Directions for this task:
Every line below that mentions the word "Charles" should be copied out.

⁂

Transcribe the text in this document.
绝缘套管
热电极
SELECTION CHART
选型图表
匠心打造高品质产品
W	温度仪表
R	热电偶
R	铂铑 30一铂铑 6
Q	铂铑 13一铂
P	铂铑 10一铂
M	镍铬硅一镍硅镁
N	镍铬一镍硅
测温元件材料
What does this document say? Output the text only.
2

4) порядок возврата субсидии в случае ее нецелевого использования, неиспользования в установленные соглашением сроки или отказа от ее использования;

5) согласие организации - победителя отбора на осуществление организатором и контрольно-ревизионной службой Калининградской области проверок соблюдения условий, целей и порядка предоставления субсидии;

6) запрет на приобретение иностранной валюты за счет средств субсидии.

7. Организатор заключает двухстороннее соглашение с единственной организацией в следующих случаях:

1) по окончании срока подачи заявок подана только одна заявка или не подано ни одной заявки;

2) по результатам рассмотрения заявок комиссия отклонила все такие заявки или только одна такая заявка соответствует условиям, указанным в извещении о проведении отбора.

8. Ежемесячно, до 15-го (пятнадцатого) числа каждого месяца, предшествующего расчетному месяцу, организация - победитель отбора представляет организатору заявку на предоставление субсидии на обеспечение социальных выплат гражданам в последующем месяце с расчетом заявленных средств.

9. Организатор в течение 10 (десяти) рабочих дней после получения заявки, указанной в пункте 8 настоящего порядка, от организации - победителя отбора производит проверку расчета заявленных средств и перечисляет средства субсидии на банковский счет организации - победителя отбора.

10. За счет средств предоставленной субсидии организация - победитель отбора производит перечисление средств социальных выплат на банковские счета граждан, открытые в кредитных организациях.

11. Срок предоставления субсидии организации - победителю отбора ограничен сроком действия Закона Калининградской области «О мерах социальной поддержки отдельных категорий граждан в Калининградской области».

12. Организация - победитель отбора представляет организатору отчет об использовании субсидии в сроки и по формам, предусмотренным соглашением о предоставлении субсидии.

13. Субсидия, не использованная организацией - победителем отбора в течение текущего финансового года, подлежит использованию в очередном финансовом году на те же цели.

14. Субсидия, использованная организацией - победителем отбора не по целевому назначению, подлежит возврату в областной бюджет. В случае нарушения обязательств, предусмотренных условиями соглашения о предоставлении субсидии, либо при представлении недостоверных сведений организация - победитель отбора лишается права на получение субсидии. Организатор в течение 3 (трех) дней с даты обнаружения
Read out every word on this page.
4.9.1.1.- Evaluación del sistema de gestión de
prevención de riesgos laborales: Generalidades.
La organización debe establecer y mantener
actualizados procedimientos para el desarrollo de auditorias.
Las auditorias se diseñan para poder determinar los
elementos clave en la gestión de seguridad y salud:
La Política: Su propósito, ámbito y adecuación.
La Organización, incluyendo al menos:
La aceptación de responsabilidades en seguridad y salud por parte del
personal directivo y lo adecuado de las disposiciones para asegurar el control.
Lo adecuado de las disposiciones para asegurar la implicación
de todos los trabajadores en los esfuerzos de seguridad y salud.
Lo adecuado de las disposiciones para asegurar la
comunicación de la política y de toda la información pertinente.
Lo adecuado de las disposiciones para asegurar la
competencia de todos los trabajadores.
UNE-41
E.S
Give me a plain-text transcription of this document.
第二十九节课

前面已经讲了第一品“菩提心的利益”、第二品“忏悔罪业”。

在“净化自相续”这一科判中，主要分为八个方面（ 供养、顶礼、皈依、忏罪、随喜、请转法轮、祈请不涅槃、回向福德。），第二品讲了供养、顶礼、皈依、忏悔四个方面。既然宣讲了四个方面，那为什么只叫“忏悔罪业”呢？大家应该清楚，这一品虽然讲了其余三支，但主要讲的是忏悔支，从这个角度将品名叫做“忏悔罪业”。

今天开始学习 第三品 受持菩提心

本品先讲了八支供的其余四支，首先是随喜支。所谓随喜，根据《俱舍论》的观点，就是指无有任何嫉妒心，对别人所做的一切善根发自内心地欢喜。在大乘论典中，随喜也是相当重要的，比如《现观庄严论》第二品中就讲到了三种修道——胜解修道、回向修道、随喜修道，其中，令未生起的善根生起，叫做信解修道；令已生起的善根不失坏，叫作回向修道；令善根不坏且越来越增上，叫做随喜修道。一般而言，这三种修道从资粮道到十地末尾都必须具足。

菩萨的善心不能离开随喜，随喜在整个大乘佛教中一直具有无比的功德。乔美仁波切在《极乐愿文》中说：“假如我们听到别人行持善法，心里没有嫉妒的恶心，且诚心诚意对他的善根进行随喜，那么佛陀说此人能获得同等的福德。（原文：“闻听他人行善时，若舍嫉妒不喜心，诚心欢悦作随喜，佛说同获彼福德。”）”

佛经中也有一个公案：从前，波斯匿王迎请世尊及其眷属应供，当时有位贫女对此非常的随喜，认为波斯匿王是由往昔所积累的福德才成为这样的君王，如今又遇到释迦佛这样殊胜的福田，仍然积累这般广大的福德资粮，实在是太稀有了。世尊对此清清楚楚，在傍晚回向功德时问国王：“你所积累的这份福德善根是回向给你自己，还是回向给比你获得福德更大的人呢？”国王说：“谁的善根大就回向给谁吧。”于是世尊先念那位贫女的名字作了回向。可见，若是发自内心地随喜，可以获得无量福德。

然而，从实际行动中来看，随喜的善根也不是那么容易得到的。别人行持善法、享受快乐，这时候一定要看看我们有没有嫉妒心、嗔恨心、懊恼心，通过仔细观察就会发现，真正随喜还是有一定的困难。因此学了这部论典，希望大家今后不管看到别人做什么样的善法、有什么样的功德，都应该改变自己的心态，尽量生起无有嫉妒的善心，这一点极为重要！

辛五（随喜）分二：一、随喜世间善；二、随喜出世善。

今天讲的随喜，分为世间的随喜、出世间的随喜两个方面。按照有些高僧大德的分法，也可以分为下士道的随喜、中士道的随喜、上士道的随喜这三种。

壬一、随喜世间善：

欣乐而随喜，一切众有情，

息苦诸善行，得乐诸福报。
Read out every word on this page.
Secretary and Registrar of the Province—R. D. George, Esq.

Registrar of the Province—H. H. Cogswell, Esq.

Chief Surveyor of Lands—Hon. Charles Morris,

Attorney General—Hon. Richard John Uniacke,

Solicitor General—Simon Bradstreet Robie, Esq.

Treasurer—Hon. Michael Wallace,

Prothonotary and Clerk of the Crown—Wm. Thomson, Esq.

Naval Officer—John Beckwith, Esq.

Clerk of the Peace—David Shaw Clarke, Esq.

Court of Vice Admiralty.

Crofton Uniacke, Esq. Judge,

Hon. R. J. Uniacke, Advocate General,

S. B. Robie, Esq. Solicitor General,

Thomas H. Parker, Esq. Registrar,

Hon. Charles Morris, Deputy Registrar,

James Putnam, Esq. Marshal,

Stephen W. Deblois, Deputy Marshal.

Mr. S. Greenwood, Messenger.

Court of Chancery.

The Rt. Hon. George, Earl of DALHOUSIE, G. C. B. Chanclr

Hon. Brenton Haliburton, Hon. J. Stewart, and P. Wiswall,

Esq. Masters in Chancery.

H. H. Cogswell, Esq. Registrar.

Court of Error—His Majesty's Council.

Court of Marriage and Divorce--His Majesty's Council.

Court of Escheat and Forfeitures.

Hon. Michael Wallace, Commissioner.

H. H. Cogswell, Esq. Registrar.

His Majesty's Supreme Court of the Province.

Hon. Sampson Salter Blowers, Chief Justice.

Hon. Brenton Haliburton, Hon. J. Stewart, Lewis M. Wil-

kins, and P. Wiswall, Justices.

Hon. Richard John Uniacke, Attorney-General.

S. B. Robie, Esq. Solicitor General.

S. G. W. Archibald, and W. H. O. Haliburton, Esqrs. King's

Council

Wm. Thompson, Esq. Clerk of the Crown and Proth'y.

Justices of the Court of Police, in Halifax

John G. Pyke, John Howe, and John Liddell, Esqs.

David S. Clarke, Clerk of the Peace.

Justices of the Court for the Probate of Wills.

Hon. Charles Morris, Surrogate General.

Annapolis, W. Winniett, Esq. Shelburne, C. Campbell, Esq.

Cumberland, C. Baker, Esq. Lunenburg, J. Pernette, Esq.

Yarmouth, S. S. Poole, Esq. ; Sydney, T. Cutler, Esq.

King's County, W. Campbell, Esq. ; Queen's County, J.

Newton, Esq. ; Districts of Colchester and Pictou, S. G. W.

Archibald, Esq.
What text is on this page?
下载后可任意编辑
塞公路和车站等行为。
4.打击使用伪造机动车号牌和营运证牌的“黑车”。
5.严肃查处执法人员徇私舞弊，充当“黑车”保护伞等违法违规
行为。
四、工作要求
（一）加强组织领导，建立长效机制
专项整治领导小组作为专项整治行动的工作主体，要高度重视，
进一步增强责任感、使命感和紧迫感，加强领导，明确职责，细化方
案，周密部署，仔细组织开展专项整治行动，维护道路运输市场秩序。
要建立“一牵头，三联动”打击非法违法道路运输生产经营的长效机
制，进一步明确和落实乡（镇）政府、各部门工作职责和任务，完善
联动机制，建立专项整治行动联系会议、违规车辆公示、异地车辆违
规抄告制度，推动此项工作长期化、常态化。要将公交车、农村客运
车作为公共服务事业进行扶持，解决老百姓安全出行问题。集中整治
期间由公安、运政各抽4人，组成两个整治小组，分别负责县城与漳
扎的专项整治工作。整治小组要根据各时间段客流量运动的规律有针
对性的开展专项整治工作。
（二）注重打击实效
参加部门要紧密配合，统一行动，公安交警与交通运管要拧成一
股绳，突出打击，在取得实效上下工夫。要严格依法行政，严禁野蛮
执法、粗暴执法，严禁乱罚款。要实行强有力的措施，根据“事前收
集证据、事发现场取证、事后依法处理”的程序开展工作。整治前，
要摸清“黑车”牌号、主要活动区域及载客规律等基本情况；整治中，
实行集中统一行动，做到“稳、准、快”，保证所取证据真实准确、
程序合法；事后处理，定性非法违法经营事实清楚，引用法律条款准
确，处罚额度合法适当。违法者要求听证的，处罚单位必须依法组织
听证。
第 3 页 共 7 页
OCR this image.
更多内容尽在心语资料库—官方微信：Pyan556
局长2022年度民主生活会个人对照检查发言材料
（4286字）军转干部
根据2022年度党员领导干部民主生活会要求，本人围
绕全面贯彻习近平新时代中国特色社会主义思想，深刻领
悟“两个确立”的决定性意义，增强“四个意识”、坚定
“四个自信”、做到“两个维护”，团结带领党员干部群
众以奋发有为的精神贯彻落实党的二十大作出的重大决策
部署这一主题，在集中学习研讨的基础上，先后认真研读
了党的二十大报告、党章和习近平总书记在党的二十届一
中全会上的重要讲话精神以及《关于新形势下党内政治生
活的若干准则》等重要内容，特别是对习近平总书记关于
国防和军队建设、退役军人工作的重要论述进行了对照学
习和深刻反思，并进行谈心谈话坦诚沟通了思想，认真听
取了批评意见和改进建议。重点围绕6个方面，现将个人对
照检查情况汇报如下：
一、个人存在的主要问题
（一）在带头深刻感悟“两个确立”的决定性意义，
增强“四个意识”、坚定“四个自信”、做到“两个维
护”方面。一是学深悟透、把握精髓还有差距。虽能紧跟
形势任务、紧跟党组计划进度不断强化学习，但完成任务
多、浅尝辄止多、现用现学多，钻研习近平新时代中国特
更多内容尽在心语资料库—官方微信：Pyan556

⁂

Full solution:
Chief Surveyor of Lands—Hon. Charles Morris,
Hon. Charles Morris, Deputy Registrar,
Hon. Charles Morris, Surrogate General.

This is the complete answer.